[Data shown]
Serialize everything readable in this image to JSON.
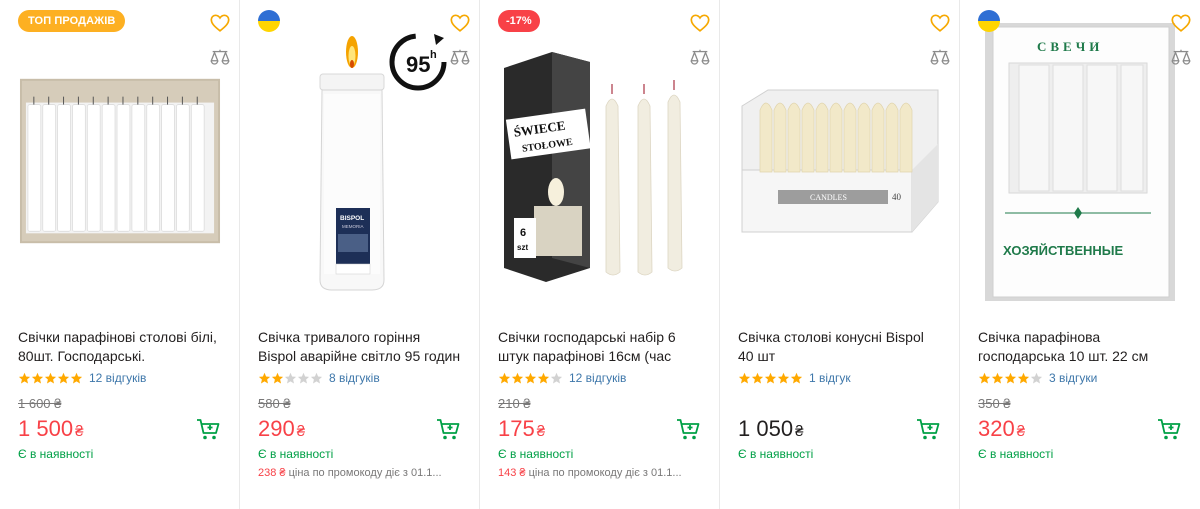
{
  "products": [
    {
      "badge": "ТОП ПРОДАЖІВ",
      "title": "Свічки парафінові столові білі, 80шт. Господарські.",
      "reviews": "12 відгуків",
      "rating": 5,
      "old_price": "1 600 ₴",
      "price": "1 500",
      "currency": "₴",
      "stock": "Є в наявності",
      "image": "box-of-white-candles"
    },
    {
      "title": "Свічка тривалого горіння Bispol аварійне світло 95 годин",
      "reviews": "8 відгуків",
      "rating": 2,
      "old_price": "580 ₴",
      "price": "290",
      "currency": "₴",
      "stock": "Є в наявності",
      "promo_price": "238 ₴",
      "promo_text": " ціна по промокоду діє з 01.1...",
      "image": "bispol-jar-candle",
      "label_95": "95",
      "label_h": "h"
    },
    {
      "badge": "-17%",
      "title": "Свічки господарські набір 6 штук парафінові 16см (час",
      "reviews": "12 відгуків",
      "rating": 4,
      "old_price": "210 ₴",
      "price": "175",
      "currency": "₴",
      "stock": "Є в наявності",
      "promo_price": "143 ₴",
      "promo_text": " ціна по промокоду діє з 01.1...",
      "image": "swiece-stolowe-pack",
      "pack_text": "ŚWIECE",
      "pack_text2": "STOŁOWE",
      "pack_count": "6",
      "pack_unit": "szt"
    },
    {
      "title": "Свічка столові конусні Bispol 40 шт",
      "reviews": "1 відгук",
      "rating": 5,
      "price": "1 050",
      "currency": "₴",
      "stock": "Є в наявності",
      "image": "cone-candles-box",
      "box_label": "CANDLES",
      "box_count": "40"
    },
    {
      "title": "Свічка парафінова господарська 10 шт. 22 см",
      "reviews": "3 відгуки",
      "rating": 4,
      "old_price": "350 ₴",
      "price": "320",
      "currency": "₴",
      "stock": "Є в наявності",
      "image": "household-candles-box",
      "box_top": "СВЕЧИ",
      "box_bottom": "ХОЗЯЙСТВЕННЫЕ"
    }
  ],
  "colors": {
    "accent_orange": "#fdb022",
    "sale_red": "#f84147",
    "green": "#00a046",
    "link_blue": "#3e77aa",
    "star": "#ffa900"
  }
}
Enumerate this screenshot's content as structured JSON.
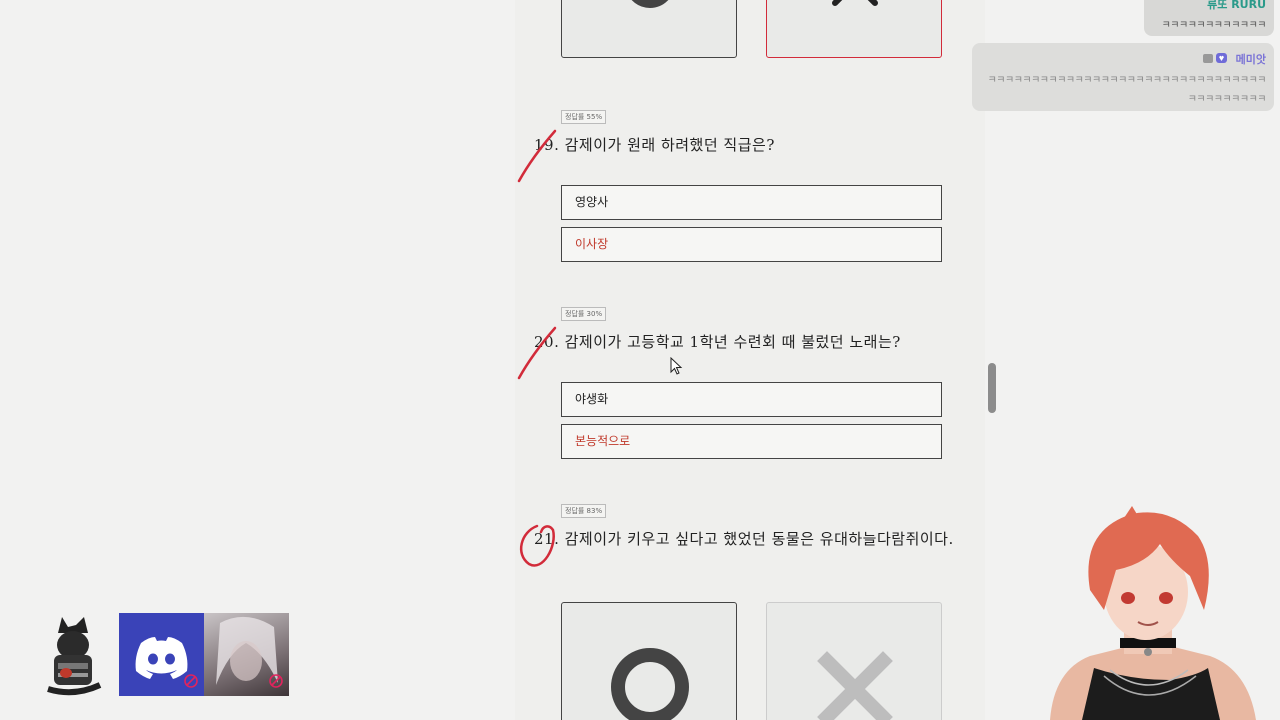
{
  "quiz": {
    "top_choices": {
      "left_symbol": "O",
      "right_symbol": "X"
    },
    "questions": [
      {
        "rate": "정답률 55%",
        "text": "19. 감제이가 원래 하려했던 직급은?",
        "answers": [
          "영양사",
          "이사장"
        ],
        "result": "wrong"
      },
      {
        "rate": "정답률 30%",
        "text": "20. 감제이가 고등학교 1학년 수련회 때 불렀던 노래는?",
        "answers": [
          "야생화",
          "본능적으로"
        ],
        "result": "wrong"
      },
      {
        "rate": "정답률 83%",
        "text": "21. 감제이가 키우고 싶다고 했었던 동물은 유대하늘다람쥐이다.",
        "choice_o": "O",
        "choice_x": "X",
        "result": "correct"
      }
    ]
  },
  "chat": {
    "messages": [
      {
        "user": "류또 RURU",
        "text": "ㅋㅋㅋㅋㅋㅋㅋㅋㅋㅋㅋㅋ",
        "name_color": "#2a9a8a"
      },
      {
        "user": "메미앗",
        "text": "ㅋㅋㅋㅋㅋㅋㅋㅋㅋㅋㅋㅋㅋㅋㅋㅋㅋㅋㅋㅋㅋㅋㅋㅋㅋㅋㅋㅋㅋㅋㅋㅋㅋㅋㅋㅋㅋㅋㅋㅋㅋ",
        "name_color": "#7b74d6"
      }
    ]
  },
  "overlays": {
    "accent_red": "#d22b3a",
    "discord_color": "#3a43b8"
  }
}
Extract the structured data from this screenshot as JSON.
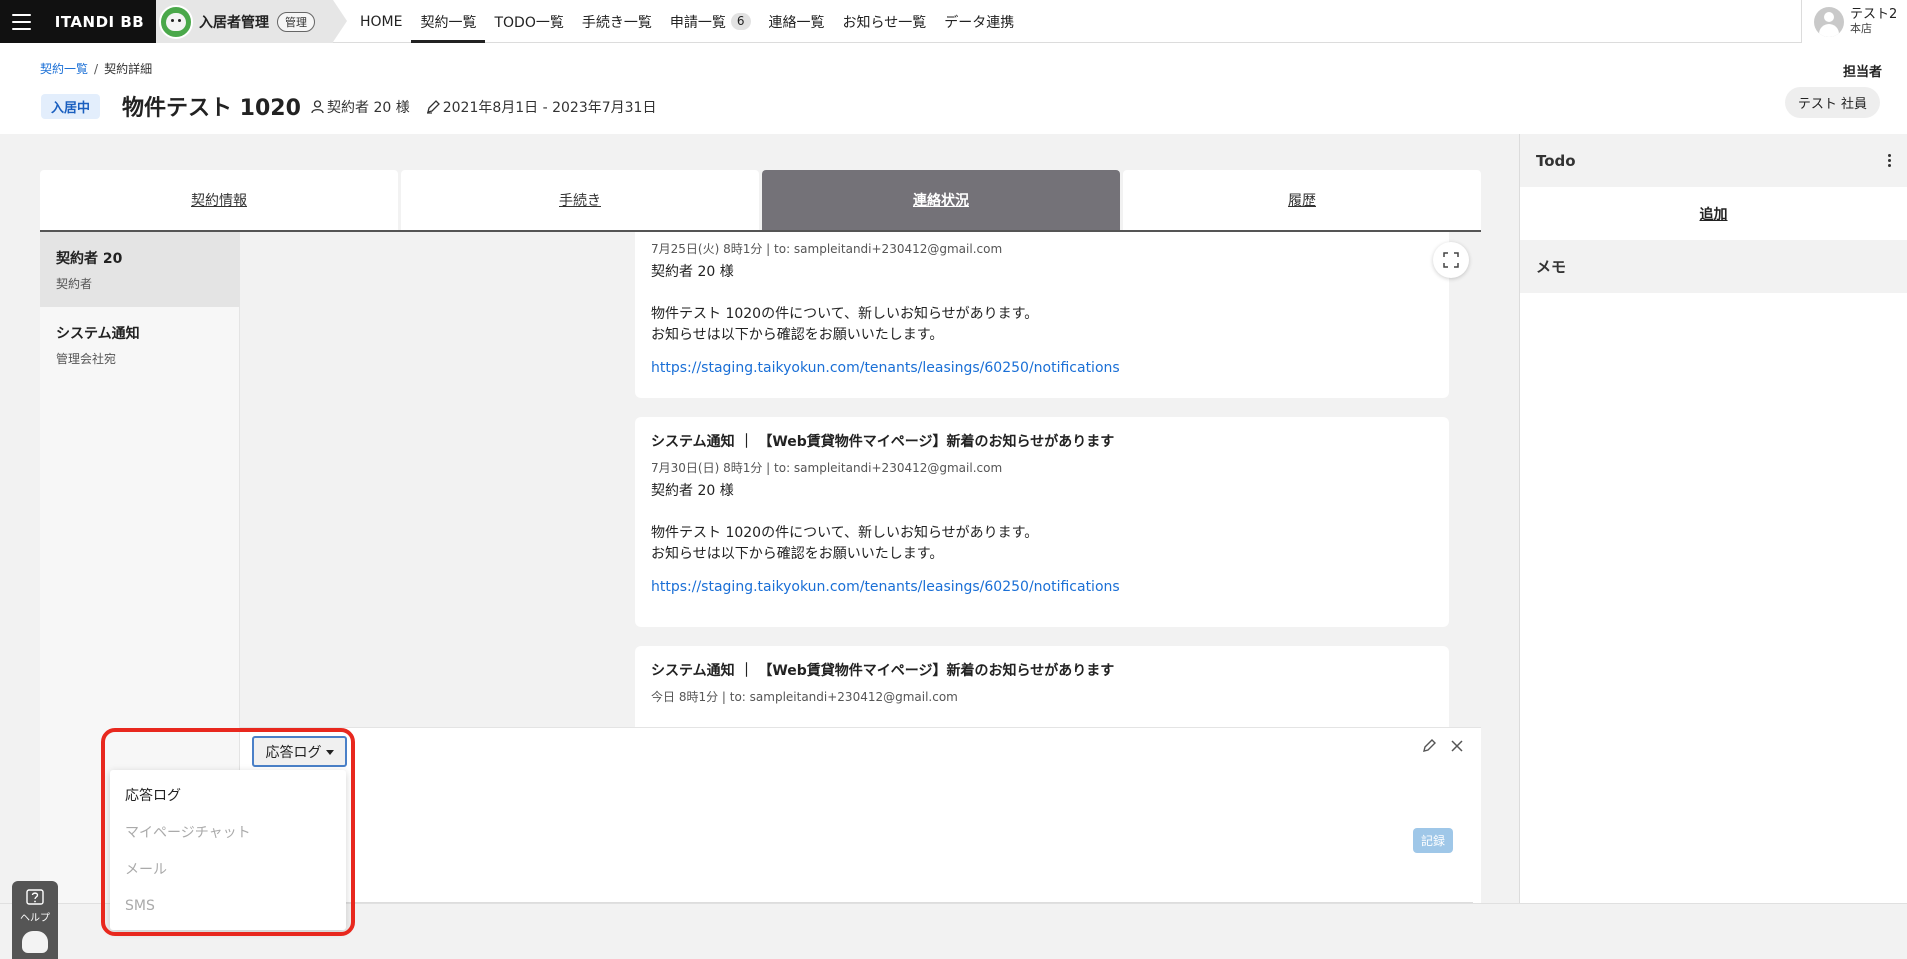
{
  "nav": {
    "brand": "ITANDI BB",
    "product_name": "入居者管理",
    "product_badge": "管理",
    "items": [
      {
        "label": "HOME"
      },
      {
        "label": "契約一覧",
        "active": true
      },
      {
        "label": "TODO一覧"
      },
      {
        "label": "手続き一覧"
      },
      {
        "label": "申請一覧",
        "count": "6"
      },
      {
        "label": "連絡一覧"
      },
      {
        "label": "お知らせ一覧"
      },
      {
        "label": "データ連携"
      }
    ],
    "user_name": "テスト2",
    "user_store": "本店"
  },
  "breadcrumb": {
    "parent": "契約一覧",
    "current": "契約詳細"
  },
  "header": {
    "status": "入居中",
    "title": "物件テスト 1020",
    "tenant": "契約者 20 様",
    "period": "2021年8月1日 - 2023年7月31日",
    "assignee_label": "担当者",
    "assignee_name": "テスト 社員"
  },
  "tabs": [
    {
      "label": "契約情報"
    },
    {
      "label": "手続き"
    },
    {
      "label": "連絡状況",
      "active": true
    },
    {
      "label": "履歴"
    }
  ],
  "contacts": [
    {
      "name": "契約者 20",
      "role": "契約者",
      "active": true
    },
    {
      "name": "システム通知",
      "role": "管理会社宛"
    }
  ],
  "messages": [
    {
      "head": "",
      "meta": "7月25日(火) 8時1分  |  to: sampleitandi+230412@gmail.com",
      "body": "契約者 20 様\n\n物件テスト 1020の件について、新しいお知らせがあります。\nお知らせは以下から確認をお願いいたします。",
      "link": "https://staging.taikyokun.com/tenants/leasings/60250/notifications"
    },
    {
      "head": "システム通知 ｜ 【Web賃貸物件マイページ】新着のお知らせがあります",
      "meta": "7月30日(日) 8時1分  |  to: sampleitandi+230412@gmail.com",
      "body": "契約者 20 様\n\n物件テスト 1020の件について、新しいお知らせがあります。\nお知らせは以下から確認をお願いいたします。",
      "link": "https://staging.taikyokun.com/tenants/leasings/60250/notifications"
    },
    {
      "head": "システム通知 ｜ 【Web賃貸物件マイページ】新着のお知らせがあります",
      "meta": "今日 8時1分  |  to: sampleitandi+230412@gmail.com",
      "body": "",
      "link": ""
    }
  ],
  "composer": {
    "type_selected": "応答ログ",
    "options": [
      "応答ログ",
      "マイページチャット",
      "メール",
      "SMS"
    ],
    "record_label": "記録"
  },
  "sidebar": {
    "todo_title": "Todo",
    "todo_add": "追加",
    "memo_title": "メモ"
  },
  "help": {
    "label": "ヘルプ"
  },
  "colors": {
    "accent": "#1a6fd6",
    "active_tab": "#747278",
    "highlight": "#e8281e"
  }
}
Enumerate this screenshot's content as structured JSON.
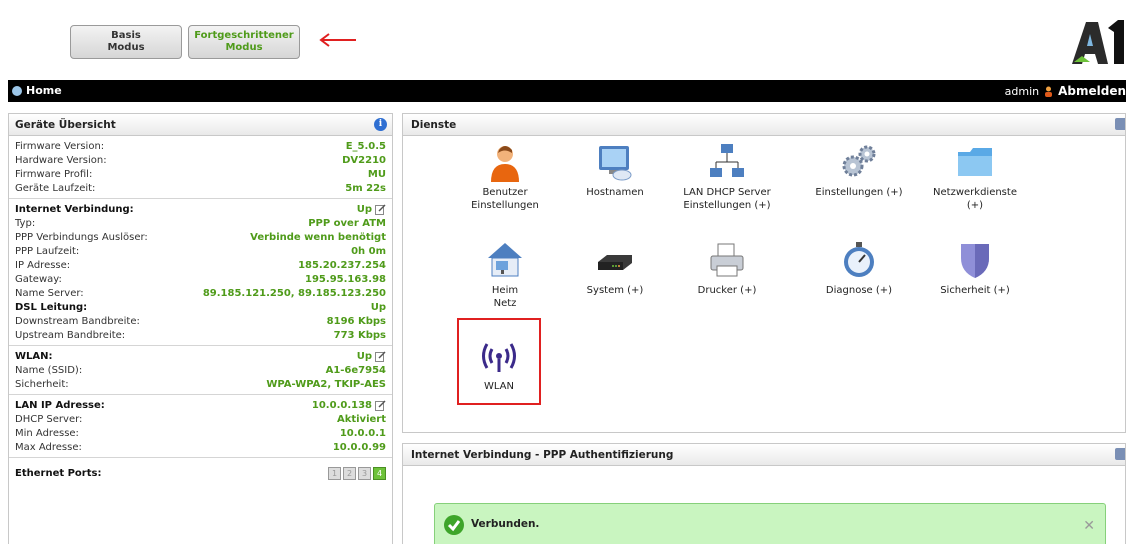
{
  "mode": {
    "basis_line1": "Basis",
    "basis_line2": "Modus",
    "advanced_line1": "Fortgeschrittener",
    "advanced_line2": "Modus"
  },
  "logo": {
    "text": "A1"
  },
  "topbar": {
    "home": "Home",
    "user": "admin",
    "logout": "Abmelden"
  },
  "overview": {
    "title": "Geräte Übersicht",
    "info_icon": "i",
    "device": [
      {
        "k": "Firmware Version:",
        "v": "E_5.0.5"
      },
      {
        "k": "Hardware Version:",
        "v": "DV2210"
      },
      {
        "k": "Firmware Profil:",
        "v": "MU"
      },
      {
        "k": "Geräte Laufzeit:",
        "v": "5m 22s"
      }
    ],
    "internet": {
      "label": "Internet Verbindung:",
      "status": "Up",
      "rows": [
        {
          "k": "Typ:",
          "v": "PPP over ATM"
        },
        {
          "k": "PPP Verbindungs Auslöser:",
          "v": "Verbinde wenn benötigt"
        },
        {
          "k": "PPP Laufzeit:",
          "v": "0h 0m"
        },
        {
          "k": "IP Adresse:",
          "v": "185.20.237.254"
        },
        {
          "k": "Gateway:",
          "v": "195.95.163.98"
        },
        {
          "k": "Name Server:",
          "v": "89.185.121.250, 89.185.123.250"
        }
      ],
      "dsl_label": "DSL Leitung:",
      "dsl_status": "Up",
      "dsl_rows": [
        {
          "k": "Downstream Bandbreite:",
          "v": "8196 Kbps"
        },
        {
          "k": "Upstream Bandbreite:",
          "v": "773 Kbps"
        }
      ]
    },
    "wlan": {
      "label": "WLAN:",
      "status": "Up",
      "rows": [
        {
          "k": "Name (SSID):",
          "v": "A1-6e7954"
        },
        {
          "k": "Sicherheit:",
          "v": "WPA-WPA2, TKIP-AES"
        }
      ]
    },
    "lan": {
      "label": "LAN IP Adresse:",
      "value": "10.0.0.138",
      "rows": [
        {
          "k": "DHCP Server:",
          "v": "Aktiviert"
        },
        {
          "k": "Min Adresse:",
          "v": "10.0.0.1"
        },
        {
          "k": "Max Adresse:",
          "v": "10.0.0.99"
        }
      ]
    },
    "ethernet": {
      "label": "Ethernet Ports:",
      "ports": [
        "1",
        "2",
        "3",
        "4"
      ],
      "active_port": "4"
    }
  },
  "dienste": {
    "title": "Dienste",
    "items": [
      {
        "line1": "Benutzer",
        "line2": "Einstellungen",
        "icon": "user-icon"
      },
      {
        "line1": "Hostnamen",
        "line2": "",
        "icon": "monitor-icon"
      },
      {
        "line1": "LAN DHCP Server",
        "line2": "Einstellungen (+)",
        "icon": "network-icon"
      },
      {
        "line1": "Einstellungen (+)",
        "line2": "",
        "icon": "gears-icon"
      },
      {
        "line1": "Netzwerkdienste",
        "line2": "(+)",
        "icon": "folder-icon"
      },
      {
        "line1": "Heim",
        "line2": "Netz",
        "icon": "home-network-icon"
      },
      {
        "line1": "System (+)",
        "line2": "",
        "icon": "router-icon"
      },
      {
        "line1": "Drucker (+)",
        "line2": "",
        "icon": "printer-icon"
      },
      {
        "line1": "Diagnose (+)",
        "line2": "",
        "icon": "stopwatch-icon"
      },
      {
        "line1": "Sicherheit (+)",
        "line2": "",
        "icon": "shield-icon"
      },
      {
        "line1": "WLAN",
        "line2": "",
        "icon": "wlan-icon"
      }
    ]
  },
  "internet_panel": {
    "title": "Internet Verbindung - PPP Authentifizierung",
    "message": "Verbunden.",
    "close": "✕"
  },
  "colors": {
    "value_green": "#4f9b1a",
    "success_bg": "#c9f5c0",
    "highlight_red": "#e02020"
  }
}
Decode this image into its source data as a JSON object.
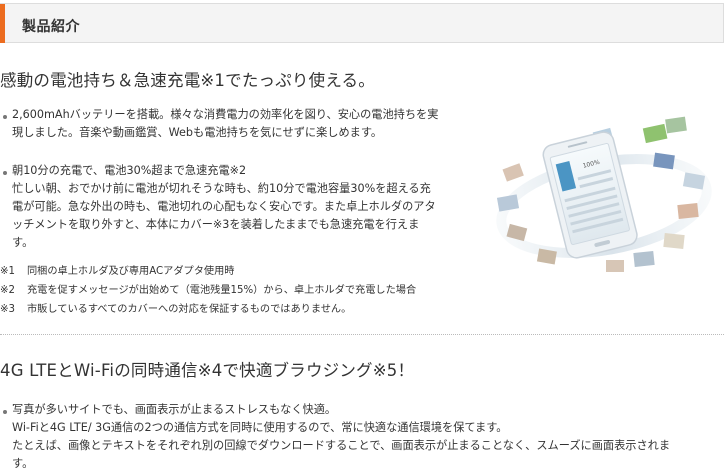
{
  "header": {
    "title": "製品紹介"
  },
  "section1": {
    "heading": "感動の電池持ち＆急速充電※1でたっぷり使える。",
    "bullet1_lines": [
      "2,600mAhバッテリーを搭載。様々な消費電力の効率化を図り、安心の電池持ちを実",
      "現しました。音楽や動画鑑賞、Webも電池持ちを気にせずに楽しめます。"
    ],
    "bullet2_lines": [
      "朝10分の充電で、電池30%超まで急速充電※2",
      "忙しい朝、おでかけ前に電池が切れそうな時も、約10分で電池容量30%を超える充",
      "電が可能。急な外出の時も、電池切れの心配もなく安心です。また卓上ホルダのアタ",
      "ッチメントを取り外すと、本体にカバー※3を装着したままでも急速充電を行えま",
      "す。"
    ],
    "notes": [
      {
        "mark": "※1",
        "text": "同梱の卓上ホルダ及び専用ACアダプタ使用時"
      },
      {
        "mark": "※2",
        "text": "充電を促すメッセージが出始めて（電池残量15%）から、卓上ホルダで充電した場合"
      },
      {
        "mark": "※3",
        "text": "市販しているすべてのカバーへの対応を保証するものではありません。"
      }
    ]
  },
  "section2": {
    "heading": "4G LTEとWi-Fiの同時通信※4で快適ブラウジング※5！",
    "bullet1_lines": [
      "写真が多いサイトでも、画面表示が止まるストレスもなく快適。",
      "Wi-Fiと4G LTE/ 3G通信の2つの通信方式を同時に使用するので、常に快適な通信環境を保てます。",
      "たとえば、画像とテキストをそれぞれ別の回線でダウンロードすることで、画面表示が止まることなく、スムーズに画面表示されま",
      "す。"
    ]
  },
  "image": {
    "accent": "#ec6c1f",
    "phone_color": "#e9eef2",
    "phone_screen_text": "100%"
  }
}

[What is being asked]
Tally up the lines holding the string "Einstellungen" in this listing, and report the total alone.

[Solution]
3